§ WHAT THE EXERCISE ASKS
Beneath this task is a listing. State how many of its lines include the string "paese", giving nothing but the number.

§ AVAILABLE RECORDS
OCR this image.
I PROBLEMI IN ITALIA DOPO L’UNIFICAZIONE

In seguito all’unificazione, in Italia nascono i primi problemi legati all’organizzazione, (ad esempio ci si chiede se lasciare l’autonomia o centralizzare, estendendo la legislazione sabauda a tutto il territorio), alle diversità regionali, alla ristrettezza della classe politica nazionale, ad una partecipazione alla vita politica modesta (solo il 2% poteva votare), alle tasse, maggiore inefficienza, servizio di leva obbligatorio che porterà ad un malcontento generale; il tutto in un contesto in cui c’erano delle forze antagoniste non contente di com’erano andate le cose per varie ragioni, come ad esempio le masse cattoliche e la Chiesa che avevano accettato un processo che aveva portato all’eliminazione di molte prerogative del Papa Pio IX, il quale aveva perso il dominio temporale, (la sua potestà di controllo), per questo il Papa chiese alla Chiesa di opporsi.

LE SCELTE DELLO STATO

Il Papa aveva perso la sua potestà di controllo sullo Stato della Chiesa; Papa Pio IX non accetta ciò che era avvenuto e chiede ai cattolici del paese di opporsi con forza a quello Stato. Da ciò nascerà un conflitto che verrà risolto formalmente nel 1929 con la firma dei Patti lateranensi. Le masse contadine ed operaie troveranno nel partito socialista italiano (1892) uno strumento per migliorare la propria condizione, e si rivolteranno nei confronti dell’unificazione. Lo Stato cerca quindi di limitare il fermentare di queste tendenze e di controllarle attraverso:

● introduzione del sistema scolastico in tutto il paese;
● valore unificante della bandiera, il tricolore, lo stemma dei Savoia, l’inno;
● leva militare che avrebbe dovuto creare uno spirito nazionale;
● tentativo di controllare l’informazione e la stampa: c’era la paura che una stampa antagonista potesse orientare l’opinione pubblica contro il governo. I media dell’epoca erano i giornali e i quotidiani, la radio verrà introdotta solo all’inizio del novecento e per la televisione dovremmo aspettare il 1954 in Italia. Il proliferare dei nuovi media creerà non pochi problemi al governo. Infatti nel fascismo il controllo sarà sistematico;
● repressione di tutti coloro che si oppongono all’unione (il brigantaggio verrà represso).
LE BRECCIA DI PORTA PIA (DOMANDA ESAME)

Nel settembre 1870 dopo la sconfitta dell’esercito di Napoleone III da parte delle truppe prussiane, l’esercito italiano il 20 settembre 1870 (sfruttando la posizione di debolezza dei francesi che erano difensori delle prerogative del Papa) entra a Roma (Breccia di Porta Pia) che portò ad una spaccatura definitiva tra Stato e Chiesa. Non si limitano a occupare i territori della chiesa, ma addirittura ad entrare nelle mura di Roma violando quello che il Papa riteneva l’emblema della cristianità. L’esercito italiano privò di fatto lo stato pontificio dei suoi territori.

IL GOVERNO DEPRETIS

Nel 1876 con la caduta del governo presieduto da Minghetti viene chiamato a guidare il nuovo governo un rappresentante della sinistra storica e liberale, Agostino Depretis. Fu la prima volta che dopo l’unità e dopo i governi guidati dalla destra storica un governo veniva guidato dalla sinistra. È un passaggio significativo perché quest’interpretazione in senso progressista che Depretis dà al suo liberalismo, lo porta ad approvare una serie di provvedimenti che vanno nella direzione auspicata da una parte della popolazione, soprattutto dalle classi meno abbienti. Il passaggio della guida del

§ OUTPUT BELOW
2